*Task to carry out*
Reproduce the records verbatim, from the first line up to and including the line that contains "legend-swatch [16,268,28,271]".

— start Raw records —

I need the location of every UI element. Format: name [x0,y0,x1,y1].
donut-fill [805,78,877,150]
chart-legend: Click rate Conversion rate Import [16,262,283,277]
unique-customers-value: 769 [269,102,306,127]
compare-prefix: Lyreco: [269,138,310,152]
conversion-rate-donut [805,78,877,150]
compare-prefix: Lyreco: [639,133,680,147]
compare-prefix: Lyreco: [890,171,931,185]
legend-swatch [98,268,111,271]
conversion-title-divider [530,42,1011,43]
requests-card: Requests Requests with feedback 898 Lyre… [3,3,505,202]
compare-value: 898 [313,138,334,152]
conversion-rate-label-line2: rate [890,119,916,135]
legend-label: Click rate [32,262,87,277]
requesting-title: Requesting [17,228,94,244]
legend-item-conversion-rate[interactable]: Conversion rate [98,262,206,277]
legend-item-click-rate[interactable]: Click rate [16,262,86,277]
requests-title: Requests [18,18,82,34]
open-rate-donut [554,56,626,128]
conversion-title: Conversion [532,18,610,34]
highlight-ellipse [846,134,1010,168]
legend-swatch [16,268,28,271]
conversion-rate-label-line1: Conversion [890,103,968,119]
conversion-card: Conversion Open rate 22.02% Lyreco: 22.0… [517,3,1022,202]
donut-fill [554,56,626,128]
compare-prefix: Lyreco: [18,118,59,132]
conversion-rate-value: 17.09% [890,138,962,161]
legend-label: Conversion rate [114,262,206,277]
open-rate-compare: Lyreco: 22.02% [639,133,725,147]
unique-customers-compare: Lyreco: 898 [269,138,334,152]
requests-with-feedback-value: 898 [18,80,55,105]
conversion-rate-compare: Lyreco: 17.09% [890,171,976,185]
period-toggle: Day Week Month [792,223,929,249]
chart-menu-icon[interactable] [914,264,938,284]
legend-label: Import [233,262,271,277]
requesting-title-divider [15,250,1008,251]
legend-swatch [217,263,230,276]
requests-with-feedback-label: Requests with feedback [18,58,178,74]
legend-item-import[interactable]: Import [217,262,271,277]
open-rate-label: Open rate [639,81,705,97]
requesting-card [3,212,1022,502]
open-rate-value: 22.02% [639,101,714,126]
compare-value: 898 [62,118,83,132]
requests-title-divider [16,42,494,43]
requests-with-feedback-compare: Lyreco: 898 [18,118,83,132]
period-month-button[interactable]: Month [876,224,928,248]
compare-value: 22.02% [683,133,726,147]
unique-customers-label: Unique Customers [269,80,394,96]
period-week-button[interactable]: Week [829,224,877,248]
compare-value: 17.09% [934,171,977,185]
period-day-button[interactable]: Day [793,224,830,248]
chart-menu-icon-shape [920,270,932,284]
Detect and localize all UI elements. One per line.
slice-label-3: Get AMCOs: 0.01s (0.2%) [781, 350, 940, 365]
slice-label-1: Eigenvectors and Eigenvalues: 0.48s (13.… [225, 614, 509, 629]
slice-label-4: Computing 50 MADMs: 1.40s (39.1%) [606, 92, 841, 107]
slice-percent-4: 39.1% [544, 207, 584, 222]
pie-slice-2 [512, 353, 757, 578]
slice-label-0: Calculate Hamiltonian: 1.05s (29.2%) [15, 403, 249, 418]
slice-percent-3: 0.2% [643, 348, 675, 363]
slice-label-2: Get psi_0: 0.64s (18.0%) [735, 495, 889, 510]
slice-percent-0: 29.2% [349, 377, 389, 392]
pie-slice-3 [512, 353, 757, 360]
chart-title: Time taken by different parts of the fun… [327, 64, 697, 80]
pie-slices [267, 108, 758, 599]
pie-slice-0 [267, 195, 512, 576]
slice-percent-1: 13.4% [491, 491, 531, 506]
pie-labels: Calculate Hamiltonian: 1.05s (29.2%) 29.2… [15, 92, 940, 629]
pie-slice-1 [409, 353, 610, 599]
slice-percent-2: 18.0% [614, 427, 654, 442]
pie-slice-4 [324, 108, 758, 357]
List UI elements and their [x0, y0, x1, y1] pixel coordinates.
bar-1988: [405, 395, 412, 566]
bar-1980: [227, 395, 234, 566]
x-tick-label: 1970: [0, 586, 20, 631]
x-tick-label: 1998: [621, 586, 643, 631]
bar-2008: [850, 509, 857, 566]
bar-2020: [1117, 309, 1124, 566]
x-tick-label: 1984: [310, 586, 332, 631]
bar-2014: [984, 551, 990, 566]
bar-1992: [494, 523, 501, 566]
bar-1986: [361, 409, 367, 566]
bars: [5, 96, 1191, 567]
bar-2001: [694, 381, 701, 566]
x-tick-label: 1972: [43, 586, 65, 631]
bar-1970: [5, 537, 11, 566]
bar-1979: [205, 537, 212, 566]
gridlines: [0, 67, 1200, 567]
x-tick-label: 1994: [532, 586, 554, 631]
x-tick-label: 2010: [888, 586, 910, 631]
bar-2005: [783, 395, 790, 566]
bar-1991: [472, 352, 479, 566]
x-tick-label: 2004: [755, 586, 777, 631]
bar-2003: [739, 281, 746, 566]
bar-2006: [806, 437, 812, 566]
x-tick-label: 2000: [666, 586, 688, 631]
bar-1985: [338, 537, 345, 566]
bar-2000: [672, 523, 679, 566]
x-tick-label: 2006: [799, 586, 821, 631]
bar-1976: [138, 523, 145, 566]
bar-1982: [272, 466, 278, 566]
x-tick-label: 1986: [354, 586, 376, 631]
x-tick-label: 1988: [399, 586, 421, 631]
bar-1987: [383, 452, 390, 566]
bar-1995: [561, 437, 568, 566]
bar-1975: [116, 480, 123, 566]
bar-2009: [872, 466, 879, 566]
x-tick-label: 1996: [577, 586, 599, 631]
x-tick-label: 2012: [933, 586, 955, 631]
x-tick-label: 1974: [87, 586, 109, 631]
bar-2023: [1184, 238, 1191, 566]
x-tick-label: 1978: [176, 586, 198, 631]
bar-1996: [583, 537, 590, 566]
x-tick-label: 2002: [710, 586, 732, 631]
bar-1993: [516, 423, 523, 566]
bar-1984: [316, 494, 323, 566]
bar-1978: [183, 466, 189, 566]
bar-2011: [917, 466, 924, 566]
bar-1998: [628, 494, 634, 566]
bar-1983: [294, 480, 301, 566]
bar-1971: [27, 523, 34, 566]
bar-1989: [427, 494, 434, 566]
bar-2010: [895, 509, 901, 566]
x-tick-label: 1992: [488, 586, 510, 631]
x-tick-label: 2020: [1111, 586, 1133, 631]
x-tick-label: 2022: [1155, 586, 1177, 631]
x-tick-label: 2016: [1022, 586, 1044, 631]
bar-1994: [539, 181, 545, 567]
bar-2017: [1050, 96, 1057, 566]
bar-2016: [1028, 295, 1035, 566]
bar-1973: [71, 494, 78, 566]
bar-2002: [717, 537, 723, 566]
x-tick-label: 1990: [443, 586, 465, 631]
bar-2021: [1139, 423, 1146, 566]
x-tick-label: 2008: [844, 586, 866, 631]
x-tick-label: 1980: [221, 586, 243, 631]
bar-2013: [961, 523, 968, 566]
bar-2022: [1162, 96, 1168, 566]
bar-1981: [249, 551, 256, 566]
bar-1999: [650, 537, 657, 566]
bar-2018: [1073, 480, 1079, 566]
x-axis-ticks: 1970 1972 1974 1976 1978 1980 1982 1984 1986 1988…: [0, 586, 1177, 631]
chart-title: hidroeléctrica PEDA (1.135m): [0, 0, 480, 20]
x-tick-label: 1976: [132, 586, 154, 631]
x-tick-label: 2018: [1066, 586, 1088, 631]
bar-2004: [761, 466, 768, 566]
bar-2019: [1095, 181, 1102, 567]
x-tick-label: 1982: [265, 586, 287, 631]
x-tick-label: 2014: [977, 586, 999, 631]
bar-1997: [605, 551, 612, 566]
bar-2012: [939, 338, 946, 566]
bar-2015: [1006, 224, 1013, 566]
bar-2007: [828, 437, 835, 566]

— end Raw records —

*Written answer*
I need the location of every UI element. Format: name [x0,y0,x1,y1].
donut-fill [805,78,877,150]
chart-legend: Click rate Conversion rate Import [16,262,283,277]
unique-customers-value: 769 [269,102,306,127]
compare-prefix: Lyreco: [269,138,310,152]
conversion-rate-donut [805,78,877,150]
compare-prefix: Lyreco: [639,133,680,147]
compare-prefix: Lyreco: [890,171,931,185]
legend-swatch [98,268,111,271]
conversion-title-divider [530,42,1011,43]
requests-card: Requests Requests with feedback 898 Lyre… [3,3,505,202]
compare-value: 898 [313,138,334,152]
conversion-rate-label-line2: rate [890,119,916,135]
legend-label: Click rate [32,262,87,277]
requesting-title: Requesting [17,228,94,244]
legend-item-conversion-rate[interactable]: Conversion rate [98,262,206,277]
legend-item-click-rate[interactable]: Click rate [16,262,86,277]
requests-title: Requests [18,18,82,34]
open-rate-donut [554,56,626,128]
conversion-title: Conversion [532,18,610,34]
highlight-ellipse [846,134,1010,168]
legend-swatch [16,268,28,271]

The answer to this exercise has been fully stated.